● **Records shown**
--- start ---

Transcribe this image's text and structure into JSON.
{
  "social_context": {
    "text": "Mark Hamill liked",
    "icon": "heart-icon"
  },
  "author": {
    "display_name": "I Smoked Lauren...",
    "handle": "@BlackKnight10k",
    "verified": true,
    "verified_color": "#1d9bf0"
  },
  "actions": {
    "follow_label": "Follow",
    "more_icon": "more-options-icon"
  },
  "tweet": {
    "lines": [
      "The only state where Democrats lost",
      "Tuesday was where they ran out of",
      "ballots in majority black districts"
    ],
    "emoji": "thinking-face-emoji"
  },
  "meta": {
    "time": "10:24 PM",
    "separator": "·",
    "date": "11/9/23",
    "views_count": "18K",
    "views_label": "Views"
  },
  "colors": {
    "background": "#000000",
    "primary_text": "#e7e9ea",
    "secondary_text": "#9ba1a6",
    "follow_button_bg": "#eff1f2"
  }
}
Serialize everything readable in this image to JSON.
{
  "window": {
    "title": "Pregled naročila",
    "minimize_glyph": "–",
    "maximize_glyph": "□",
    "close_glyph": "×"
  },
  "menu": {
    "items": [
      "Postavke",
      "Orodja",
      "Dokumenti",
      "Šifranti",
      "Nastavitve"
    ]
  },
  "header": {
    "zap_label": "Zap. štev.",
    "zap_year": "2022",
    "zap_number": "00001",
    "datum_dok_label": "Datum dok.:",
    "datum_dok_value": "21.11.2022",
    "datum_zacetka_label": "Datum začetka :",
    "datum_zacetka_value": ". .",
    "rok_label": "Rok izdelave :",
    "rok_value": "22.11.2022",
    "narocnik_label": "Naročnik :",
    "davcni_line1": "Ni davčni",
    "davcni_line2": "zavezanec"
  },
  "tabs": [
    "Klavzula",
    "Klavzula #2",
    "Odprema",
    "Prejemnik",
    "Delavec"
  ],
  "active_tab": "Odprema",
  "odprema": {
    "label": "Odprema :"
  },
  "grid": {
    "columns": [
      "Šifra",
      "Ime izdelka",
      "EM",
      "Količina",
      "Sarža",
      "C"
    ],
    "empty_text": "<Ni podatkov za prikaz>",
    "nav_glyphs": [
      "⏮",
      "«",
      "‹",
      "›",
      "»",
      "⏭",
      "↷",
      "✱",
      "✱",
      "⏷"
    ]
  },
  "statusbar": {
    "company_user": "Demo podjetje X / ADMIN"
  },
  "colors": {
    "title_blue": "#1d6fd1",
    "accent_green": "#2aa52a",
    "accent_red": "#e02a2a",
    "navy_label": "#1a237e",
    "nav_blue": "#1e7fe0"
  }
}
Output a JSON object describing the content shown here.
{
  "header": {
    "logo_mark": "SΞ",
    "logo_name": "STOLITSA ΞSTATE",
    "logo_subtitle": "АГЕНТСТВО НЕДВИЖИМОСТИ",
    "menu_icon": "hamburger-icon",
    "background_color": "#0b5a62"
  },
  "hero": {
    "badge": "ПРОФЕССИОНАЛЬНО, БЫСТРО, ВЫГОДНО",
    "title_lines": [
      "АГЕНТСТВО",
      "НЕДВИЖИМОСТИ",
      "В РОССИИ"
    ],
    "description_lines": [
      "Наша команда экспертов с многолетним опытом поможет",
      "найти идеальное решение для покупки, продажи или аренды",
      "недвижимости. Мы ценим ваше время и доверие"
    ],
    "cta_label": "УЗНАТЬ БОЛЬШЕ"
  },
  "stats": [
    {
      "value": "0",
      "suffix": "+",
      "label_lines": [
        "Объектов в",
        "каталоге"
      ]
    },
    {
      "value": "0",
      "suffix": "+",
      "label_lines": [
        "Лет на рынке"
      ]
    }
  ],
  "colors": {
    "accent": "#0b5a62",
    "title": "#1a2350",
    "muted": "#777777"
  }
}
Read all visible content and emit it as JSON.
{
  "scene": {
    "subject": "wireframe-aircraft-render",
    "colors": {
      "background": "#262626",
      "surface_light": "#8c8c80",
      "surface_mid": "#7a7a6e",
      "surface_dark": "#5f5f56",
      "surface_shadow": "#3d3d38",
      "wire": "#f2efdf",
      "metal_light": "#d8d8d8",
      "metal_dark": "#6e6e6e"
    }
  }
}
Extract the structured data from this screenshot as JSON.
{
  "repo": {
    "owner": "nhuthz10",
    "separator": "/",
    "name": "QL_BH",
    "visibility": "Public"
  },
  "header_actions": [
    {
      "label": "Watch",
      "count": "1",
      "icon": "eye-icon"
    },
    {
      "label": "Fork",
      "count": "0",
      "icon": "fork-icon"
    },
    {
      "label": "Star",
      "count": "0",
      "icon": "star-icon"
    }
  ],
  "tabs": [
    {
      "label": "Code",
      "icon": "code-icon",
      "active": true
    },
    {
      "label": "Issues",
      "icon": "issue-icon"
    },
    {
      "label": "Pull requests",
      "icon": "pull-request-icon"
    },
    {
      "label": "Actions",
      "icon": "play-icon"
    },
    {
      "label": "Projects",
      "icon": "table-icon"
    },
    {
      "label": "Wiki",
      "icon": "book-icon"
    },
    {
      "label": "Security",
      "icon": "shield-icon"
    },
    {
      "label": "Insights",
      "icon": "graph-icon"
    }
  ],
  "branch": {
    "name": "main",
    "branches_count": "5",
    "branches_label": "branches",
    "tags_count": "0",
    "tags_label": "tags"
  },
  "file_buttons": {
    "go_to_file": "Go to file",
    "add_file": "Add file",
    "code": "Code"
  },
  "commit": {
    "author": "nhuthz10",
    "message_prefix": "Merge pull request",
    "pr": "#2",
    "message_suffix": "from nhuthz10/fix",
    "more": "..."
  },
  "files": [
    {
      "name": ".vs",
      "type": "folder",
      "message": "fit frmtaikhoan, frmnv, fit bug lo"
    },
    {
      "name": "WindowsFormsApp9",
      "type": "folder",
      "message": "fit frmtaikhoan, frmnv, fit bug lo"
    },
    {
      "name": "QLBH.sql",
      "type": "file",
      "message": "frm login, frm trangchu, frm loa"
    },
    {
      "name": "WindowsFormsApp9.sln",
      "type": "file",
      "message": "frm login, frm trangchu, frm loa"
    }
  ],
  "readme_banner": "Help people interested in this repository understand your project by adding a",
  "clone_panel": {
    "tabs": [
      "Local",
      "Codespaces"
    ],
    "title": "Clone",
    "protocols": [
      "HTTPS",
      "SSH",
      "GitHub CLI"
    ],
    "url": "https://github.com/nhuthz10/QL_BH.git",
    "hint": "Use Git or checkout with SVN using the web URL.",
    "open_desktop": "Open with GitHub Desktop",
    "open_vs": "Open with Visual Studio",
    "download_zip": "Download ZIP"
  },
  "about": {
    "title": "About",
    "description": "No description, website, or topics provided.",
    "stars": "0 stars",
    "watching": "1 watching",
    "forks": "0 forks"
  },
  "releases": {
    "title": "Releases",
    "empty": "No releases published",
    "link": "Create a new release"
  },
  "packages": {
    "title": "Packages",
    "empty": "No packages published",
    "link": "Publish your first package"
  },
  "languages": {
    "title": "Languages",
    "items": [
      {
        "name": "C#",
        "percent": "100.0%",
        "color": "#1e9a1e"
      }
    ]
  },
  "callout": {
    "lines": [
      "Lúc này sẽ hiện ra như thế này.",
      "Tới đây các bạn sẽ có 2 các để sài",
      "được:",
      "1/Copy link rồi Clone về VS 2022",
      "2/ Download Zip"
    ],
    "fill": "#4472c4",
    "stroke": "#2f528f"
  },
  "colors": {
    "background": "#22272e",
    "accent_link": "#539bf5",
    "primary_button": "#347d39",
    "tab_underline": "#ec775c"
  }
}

--- end ---

All the entries above need to be reproduced exactly.

● **Reply to the task**
Transcribe this image's text and structure into JSON.
{
  "social_context": {
    "text": "Mark Hamill liked",
    "icon": "heart-icon"
  },
  "author": {
    "display_name": "I Smoked Lauren...",
    "handle": "@BlackKnight10k",
    "verified": true,
    "verified_color": "#1d9bf0"
  },
  "actions": {
    "follow_label": "Follow",
    "more_icon": "more-options-icon"
  },
  "tweet": {
    "lines": [
      "The only state where Democrats lost",
      "Tuesday was where they ran out of",
      "ballots in majority black districts"
    ],
    "emoji": "thinking-face-emoji"
  },
  "meta": {
    "time": "10:24 PM",
    "separator": "·",
    "date": "11/9/23",
    "views_count": "18K",
    "views_label": "Views"
  },
  "colors": {
    "background": "#000000",
    "primary_text": "#e7e9ea",
    "secondary_text": "#9ba1a6",
    "follow_button_bg": "#eff1f2"
  }
}
Serialize everything readable in this image to JSON.
{
  "window": {
    "title": "Pregled naročila",
    "minimize_glyph": "–",
    "maximize_glyph": "□",
    "close_glyph": "×"
  },
  "menu": {
    "items": [
      "Postavke",
      "Orodja",
      "Dokumenti",
      "Šifranti",
      "Nastavitve"
    ]
  },
  "header": {
    "zap_label": "Zap. štev.",
    "zap_year": "2022",
    "zap_number": "00001",
    "datum_dok_label": "Datum dok.:",
    "datum_dok_value": "21.11.2022",
    "datum_zacetka_label": "Datum začetka :",
    "datum_zacetka_value": ". .",
    "rok_label": "Rok izdelave :",
    "rok_value": "22.11.2022",
    "narocnik_label": "Naročnik :",
    "davcni_line1": "Ni davčni",
    "davcni_line2": "zavezanec"
  },
  "tabs": [
    "Klavzula",
    "Klavzula #2",
    "Odprema",
    "Prejemnik",
    "Delavec"
  ],
  "active_tab": "Odprema",
  "odprema": {
    "label": "Odprema :"
  },
  "grid": {
    "columns": [
      "Šifra",
      "Ime izdelka",
      "EM",
      "Količina",
      "Sarža",
      "C"
    ],
    "empty_text": "<Ni podatkov za prikaz>",
    "nav_glyphs": [
      "⏮",
      "«",
      "‹",
      "›",
      "»",
      "⏭",
      "↷",
      "✱",
      "✱",
      "⏷"
    ]
  },
  "statusbar": {
    "company_user": "Demo podjetje X / ADMIN"
  },
  "colors": {
    "title_blue": "#1d6fd1",
    "accent_green": "#2aa52a",
    "accent_red": "#e02a2a",
    "navy_label": "#1a237e",
    "nav_blue": "#1e7fe0"
  }
}
Output a JSON object describing the content shown here.
{
  "header": {
    "logo_mark": "SΞ",
    "logo_name": "STOLITSA ΞSTATE",
    "logo_subtitle": "АГЕНТСТВО НЕДВИЖИМОСТИ",
    "menu_icon": "hamburger-icon",
    "background_color": "#0b5a62"
  },
  "hero": {
    "badge": "ПРОФЕССИОНАЛЬНО, БЫСТРО, ВЫГОДНО",
    "title_lines": [
      "АГЕНТСТВО",
      "НЕДВИЖИМОСТИ",
      "В РОССИИ"
    ],
    "description_lines": [
      "Наша команда экспертов с многолетним опытом поможет",
      "найти идеальное решение для покупки, продажи или аренды",
      "недвижимости. Мы ценим ваше время и доверие"
    ],
    "cta_label": "УЗНАТЬ БОЛЬШЕ"
  },
  "stats": [
    {
      "value": "0",
      "suffix": "+",
      "label_lines": [
        "Объектов в",
        "каталоге"
      ]
    },
    {
      "value": "0",
      "suffix": "+",
      "label_lines": [
        "Лет на рынке"
      ]
    }
  ],
  "colors": {
    "accent": "#0b5a62",
    "title": "#1a2350",
    "muted": "#777777"
  }
}
Read all visible content and emit it as JSON.
{
  "scene": {
    "subject": "wireframe-aircraft-render",
    "colors": {
      "background": "#262626",
      "surface_light": "#8c8c80",
      "surface_mid": "#7a7a6e",
      "surface_dark": "#5f5f56",
      "surface_shadow": "#3d3d38",
      "wire": "#f2efdf",
      "metal_light": "#d8d8d8",
      "metal_dark": "#6e6e6e"
    }
  }
}
Extract the structured data from this screenshot as JSON.
{
  "repo": {
    "owner": "nhuthz10",
    "separator": "/",
    "name": "QL_BH",
    "visibility": "Public"
  },
  "header_actions": [
    {
      "label": "Watch",
      "count": "1",
      "icon": "eye-icon"
    },
    {
      "label": "Fork",
      "count": "0",
      "icon": "fork-icon"
    },
    {
      "label": "Star",
      "count": "0",
      "icon": "star-icon"
    }
  ],
  "tabs": [
    {
      "label": "Code",
      "icon": "code-icon",
      "active": true
    },
    {
      "label": "Issues",
      "icon": "issue-icon"
    },
    {
      "label": "Pull requests",
      "icon": "pull-request-icon"
    },
    {
      "label": "Actions",
      "icon": "play-icon"
    },
    {
      "label": "Projects",
      "icon": "table-icon"
    },
    {
      "label": "Wiki",
      "icon": "book-icon"
    },
    {
      "label": "Security",
      "icon": "shield-icon"
    },
    {
      "label": "Insights",
      "icon": "graph-icon"
    }
  ],
  "branch": {
    "name": "main",
    "branches_count": "5",
    "branches_label": "branches",
    "tags_count": "0",
    "tags_label": "tags"
  },
  "file_buttons": {
    "go_to_file": "Go to file",
    "add_file": "Add file",
    "code": "Code"
  },
  "commit": {
    "author": "nhuthz10",
    "message_prefix": "Merge pull request",
    "pr": "#2",
    "message_suffix": "from nhuthz10/fix",
    "more": "..."
  },
  "files": [
    {
      "name": ".vs",
      "type": "folder",
      "message": "fit frmtaikhoan, frmnv, fit bug lo"
    },
    {
      "name": "WindowsFormsApp9",
      "type": "folder",
      "message": "fit frmtaikhoan, frmnv, fit bug lo"
    },
    {
      "name": "QLBH.sql",
      "type": "file",
      "message": "frm login, frm trangchu, frm loa"
    },
    {
      "name": "WindowsFormsApp9.sln",
      "type": "file",
      "message": "frm login, frm trangchu, frm loa"
    }
  ],
  "readme_banner": "Help people interested in this repository understand your project by adding a",
  "clone_panel": {
    "tabs": [
      "Local",
      "Codespaces"
    ],
    "title": "Clone",
    "protocols": [
      "HTTPS",
      "SSH",
      "GitHub CLI"
    ],
    "url": "https://github.com/nhuthz10/QL_BH.git",
    "hint": "Use Git or checkout with SVN using the web URL.",
    "open_desktop": "Open with GitHub Desktop",
    "open_vs": "Open with Visual Studio",
    "download_zip": "Download ZIP"
  },
  "about": {
    "title": "About",
    "description": "No description, website, or topics provided.",
    "stars": "0 stars",
    "watching": "1 watching",
    "forks": "0 forks"
  },
  "releases": {
    "title": "Releases",
    "empty": "No releases published",
    "link": "Create a new release"
  },
  "packages": {
    "title": "Packages",
    "empty": "No packages published",
    "link": "Publish your first package"
  },
  "languages": {
    "title": "Languages",
    "items": [
      {
        "name": "C#",
        "percent": "100.0%",
        "color": "#1e9a1e"
      }
    ]
  },
  "callout": {
    "lines": [
      "Lúc này sẽ hiện ra như thế này.",
      "Tới đây các bạn sẽ có 2 các để sài",
      "được:",
      "1/Copy link rồi Clone về VS 2022",
      "2/ Download Zip"
    ],
    "fill": "#4472c4",
    "stroke": "#2f528f"
  },
  "colors": {
    "background": "#22272e",
    "accent_link": "#539bf5",
    "primary_button": "#347d39",
    "tab_underline": "#ec775c"
  }
}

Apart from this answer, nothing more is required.